» Set problem
Lift every line from the entries that includes the word "холодного".

Data entries
---+---

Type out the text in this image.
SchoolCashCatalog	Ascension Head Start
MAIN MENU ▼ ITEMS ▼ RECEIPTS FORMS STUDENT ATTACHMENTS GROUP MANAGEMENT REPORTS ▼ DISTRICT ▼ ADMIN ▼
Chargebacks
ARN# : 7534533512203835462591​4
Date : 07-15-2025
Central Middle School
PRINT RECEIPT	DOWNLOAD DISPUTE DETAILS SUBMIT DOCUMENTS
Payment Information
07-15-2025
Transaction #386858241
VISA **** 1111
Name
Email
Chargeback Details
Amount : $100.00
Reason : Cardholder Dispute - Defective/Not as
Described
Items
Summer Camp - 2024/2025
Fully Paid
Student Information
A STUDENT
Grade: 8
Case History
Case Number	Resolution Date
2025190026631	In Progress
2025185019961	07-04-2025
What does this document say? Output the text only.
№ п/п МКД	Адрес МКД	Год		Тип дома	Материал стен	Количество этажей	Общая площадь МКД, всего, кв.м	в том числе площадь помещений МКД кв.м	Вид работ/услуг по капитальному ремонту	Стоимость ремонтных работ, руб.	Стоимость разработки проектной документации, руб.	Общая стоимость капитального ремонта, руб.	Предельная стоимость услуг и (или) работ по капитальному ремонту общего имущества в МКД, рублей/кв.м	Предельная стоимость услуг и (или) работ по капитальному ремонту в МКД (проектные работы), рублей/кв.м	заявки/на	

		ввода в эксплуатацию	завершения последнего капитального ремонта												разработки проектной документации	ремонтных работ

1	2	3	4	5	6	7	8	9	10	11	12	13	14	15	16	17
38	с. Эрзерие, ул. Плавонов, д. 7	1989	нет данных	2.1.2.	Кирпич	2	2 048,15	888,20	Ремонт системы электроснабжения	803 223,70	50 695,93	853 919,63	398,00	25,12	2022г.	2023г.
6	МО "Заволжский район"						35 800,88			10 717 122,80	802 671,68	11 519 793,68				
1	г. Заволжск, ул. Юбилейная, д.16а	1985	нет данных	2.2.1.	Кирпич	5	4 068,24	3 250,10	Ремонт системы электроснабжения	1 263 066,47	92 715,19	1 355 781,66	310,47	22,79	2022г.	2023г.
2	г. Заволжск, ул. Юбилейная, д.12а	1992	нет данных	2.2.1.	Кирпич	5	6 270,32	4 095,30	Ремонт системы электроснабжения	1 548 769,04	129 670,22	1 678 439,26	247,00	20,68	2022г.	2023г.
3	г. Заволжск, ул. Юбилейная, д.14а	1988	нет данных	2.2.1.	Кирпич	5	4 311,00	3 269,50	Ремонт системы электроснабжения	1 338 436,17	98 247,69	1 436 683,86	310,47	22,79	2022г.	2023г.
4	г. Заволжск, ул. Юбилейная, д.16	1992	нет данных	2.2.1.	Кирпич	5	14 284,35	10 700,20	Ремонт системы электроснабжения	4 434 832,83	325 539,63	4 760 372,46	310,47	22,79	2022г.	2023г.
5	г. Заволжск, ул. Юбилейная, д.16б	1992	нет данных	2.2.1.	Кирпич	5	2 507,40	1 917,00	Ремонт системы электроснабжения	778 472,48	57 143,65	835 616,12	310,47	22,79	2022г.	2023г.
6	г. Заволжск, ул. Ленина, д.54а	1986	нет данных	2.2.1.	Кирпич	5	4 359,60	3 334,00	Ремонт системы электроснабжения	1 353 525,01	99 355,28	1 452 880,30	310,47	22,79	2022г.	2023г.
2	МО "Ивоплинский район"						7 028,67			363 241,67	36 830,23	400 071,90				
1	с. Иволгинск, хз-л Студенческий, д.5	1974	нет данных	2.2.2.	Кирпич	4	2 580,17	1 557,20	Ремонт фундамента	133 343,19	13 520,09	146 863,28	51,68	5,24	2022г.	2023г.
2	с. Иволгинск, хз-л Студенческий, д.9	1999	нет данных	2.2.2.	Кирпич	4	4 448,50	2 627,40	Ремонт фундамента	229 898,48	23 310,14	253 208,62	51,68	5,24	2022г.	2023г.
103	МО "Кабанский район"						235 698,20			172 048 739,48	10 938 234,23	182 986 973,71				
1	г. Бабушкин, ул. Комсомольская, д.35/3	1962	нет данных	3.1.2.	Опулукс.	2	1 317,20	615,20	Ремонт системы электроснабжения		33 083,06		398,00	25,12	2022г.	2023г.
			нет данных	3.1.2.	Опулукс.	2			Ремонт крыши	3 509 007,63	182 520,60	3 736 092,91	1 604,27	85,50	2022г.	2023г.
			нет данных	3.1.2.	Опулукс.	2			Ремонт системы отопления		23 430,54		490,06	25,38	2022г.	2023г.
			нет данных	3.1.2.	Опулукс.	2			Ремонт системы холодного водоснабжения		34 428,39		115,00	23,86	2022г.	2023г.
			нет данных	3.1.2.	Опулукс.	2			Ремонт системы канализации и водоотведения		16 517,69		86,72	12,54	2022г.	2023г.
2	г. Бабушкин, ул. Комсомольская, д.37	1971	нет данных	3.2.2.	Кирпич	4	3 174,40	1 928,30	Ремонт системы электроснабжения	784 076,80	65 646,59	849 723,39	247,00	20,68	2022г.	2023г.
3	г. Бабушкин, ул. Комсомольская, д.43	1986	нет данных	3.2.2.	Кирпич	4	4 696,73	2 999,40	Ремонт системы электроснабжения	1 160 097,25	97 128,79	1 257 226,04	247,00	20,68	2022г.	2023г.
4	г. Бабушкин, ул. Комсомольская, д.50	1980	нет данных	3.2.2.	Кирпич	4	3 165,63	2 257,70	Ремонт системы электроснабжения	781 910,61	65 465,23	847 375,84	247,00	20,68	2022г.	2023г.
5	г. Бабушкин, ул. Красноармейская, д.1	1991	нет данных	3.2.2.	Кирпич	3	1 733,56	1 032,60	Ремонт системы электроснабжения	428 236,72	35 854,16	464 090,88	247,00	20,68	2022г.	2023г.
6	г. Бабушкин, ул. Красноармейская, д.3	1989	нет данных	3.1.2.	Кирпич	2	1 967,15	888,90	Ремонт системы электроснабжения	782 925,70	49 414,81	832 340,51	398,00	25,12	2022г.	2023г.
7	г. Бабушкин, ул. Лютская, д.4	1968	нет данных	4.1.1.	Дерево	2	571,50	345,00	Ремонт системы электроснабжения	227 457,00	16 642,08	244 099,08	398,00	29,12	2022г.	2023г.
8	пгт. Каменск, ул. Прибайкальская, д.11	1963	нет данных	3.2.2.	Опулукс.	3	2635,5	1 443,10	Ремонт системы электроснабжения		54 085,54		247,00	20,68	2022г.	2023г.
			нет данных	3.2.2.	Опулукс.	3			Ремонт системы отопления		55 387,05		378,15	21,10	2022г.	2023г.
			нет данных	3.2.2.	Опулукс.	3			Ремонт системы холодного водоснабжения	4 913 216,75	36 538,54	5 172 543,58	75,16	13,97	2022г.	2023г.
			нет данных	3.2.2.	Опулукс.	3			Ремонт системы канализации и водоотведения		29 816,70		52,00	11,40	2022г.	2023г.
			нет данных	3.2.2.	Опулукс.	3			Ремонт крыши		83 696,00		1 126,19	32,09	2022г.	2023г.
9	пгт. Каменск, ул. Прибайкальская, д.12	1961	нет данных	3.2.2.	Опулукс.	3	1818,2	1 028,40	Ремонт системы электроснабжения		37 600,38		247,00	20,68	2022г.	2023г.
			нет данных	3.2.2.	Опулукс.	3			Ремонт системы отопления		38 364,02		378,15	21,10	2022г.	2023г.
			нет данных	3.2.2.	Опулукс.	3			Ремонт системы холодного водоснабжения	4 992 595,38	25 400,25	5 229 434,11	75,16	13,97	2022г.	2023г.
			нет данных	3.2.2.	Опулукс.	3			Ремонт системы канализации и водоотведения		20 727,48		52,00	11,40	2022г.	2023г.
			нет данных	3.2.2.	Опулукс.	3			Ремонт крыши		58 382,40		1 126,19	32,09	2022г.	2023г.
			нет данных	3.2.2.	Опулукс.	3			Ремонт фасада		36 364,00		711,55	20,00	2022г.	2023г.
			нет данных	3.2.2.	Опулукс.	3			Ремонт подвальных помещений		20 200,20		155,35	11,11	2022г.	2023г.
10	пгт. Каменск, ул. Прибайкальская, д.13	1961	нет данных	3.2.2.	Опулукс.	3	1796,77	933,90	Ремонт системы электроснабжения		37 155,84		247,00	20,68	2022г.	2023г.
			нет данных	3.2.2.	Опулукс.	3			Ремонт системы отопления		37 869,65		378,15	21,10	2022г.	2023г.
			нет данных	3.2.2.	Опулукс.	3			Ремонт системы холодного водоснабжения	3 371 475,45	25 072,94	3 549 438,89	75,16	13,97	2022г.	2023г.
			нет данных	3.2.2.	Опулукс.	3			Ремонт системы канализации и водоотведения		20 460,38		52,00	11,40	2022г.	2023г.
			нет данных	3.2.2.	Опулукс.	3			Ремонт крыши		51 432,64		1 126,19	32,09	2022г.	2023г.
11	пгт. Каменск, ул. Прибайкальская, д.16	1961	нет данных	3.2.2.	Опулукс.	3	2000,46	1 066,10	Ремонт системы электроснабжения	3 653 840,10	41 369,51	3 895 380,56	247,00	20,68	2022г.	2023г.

---+---

» Final answer
			нет данных	3.1.2.	Опулукс.	2			Ремонт системы холодного водоснабжения		34 428,39		115,00	23,86	2022г.	2023г.
			нет данных	3.2.2.	Опулукс.	3			Ремонт системы холодного водоснабжения	4 913 216,75	36 538,54	5 172 543,58	75,16	13,97	2022г.	2023г.
			нет данных	3.2.2.	Опулукс.	3			Ремонт системы холодного водоснабжения	4 992 595,38	25 400,25	5 229 434,11	75,16	13,97	2022г.	2023г.
			нет данных	3.2.2.	Опулукс.	3			Ремонт системы холодного водоснабжения	3 371 475,45	25 072,94	3 549 438,89	75,16	13,97	2022г.	2023г.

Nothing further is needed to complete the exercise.